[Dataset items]

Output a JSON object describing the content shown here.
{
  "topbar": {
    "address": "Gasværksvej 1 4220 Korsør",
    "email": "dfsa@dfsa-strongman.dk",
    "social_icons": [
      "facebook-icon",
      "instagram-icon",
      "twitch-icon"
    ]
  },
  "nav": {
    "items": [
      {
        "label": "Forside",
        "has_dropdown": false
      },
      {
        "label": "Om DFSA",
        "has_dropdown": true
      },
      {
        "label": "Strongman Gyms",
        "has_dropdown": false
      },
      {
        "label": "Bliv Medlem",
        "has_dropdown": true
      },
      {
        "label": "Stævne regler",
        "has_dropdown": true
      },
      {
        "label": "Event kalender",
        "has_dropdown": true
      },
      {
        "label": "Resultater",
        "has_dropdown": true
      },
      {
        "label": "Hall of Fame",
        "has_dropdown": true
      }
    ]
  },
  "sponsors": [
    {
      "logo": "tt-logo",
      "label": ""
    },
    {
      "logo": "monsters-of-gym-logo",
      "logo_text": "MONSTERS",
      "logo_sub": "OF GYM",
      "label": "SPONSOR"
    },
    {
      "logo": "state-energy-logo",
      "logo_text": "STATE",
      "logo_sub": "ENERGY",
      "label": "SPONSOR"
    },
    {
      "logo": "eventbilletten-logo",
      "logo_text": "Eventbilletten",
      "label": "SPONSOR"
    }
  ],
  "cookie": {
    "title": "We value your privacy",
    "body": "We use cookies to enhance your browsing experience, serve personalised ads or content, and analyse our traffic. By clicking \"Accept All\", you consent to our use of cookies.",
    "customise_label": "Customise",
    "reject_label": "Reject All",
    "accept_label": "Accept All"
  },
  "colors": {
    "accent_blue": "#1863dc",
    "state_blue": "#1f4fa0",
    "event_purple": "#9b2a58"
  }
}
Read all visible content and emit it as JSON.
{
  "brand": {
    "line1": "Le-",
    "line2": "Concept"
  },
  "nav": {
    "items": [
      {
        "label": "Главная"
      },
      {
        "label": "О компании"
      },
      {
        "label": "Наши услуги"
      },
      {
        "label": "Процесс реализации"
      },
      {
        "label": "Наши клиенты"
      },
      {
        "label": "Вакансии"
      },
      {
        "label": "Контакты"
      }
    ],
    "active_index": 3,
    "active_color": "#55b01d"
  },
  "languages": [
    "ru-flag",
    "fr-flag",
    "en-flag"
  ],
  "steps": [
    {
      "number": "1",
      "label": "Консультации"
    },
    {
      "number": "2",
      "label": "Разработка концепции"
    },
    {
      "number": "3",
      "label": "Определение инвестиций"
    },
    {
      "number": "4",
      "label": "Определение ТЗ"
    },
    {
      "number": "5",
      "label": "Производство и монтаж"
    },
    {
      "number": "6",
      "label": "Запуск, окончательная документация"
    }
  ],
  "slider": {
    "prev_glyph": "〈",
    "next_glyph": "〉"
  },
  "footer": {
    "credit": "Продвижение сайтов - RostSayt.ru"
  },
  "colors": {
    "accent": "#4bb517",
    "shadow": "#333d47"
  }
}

- [WORK REQUIRED]: Copy every line from the entries that contains the word "JSON".

- [RESULT BELOW]:
Output a JSON object describing the content shown here.
Read all visible content and emit it as JSON.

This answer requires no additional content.